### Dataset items
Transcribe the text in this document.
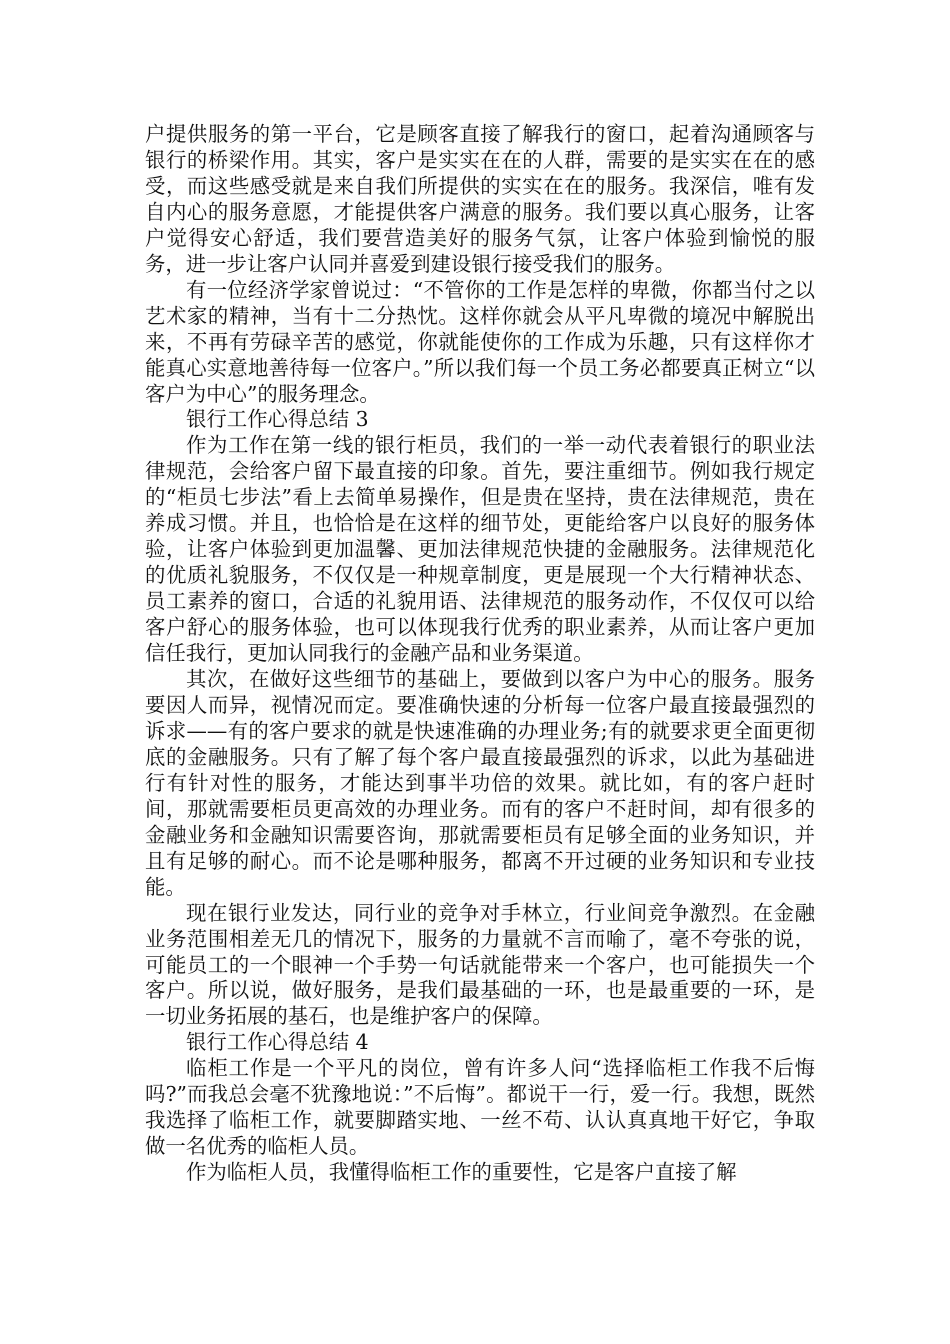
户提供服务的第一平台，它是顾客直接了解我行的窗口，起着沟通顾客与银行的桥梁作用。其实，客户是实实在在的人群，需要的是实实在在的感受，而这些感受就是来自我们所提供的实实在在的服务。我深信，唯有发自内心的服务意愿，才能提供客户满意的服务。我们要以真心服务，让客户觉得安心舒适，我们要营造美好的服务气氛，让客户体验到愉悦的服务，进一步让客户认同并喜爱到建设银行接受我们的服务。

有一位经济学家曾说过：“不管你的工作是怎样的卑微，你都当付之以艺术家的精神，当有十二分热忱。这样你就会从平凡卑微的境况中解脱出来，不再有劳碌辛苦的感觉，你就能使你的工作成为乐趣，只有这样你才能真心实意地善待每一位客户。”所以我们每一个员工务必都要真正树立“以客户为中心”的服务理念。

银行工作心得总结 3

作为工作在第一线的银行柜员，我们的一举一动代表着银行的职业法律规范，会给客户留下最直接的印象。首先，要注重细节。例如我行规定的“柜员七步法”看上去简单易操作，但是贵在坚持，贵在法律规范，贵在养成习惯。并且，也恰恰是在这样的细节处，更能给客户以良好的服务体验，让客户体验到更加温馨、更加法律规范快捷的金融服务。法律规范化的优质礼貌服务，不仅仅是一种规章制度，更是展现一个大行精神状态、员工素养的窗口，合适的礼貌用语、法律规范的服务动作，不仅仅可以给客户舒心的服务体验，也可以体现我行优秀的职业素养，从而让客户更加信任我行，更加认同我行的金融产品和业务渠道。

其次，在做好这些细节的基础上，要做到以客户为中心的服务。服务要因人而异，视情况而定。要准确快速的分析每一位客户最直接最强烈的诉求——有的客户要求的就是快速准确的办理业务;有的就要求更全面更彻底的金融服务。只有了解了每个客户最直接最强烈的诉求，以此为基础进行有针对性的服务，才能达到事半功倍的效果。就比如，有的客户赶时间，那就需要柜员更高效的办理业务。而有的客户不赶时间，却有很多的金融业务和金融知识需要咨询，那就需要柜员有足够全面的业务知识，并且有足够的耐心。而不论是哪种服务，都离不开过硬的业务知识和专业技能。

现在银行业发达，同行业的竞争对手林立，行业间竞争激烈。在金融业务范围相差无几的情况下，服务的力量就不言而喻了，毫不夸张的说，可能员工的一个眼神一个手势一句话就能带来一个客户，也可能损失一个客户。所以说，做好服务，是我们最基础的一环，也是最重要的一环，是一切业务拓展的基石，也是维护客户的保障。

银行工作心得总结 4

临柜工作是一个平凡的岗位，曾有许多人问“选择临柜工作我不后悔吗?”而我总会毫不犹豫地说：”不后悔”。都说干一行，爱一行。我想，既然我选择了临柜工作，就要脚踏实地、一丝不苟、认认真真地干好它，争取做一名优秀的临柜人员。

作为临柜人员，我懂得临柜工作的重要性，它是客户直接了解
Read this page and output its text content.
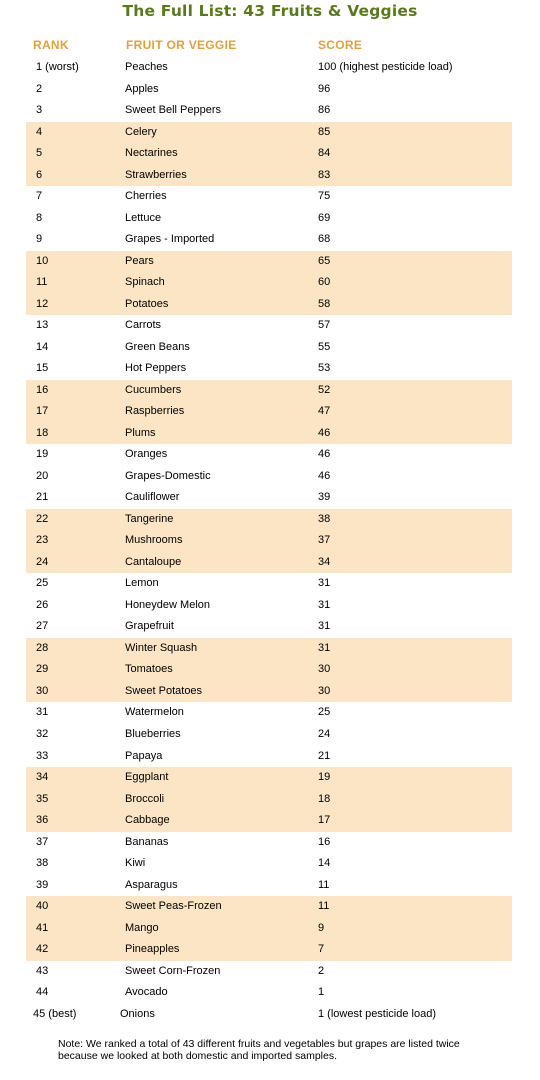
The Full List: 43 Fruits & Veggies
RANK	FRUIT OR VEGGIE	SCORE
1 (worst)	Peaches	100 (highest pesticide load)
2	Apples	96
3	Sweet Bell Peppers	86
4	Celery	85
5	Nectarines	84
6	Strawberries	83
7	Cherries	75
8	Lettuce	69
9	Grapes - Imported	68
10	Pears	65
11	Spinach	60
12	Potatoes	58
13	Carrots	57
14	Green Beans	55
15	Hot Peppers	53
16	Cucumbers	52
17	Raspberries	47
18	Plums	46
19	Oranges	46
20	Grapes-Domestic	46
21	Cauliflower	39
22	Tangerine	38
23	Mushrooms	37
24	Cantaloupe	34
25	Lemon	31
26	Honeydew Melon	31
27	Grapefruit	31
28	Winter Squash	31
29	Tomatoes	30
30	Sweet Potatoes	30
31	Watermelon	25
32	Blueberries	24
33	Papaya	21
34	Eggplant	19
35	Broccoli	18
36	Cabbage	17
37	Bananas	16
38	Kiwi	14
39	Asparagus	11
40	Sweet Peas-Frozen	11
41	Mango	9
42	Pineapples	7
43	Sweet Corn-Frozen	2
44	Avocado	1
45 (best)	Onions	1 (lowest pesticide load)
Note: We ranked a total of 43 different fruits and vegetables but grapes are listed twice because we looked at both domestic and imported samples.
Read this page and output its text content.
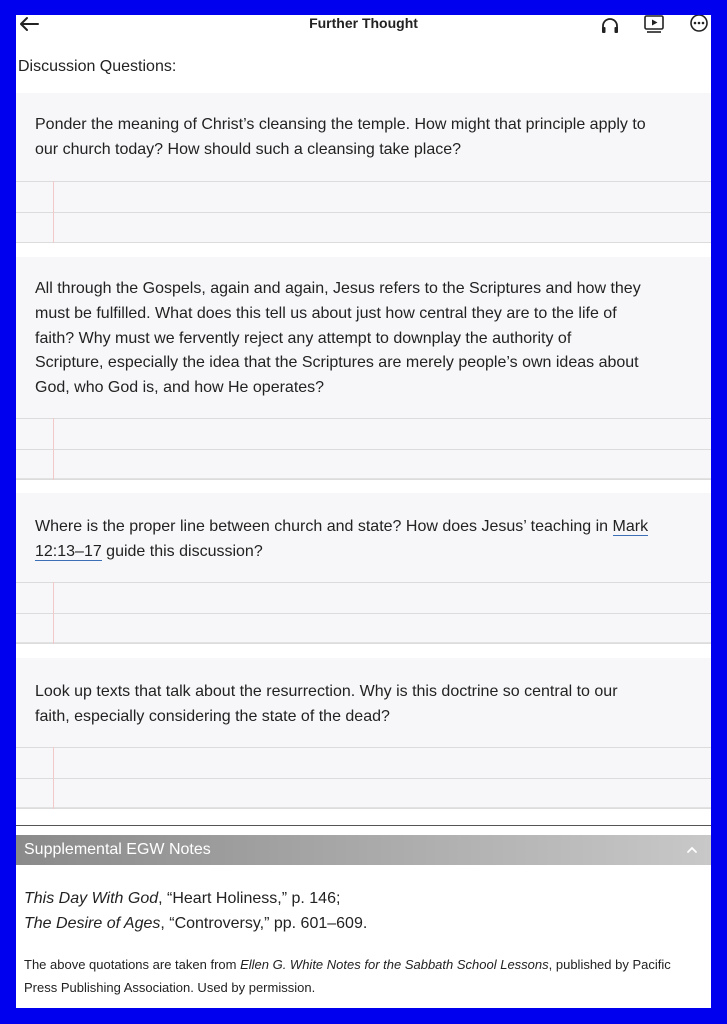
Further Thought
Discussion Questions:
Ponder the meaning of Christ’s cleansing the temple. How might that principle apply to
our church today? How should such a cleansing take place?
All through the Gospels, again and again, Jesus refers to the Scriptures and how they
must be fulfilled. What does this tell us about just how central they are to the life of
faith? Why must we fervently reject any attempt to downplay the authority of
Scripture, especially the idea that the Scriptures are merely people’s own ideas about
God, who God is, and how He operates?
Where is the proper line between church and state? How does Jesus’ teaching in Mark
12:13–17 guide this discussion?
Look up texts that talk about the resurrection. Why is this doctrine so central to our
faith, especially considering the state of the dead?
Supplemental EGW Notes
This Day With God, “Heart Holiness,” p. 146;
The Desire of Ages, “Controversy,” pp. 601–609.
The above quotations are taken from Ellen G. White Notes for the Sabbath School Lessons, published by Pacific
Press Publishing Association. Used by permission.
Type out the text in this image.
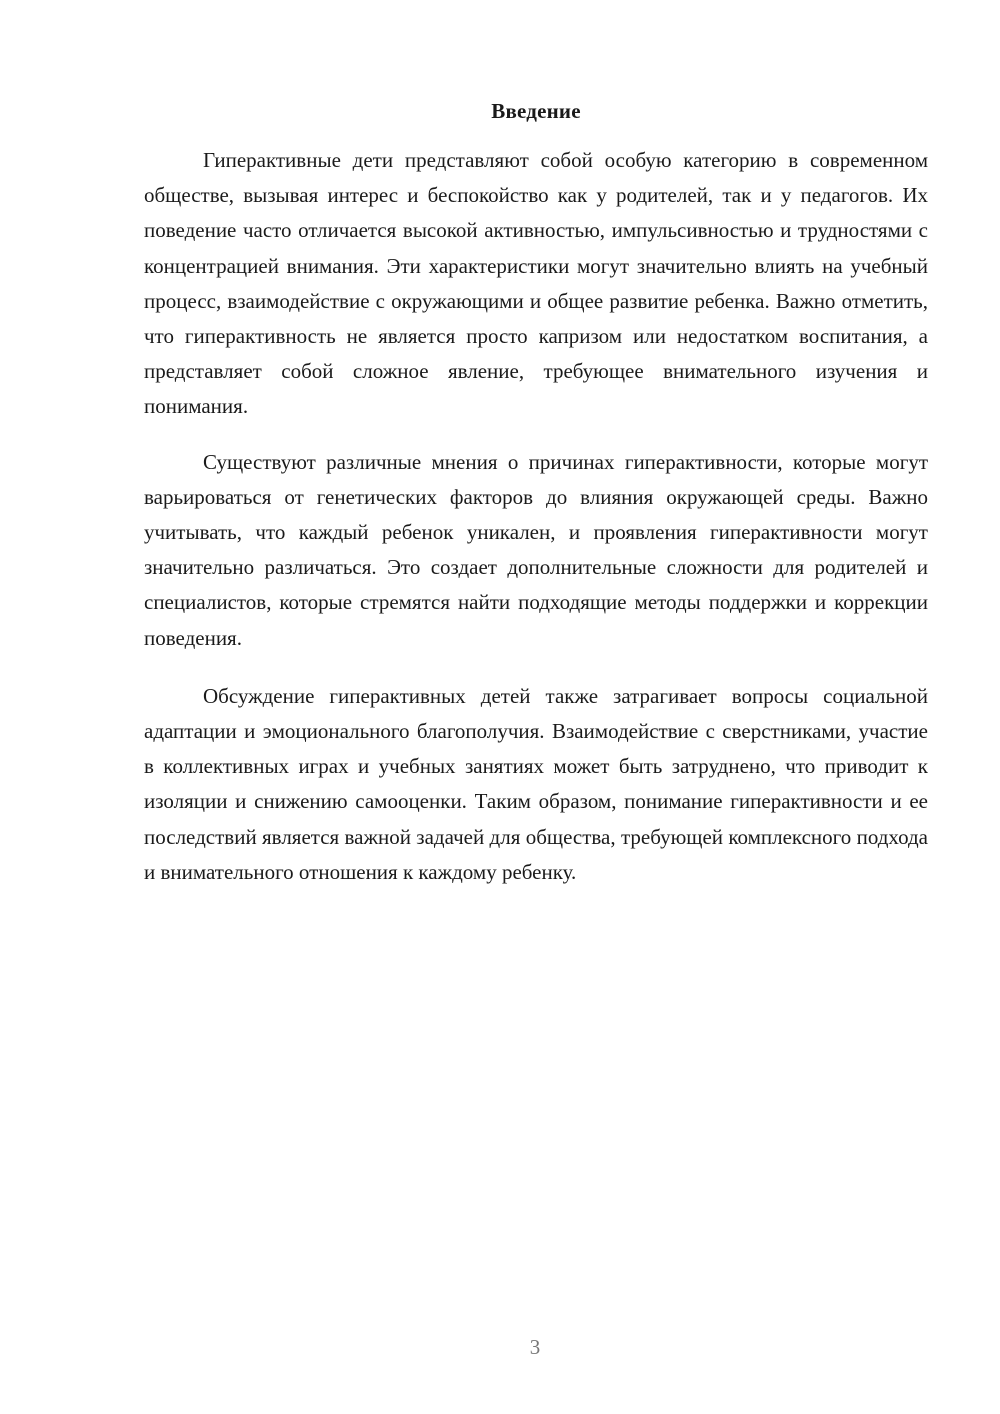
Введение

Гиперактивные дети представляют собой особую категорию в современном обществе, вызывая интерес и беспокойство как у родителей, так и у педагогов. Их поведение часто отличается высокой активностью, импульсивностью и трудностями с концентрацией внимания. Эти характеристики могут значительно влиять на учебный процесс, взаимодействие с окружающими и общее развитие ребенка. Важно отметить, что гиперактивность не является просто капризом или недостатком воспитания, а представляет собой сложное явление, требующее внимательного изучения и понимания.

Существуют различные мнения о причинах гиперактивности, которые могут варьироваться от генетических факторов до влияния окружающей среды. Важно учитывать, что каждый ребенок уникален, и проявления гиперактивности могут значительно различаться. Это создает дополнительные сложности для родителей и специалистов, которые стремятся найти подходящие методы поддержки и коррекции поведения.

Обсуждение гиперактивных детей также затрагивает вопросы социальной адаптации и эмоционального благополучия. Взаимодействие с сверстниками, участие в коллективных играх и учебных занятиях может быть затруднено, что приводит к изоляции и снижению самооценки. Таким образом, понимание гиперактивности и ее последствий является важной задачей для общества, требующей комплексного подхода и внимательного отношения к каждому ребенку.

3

### WHAT IS REQUIRED
Pull every line containing "Notes" from the material above.

### FULL OUTPUT
Supplemental EGW Notes
The above quotations are taken from Ellen G. White Notes for the Sabbath School Lessons, published by Pacific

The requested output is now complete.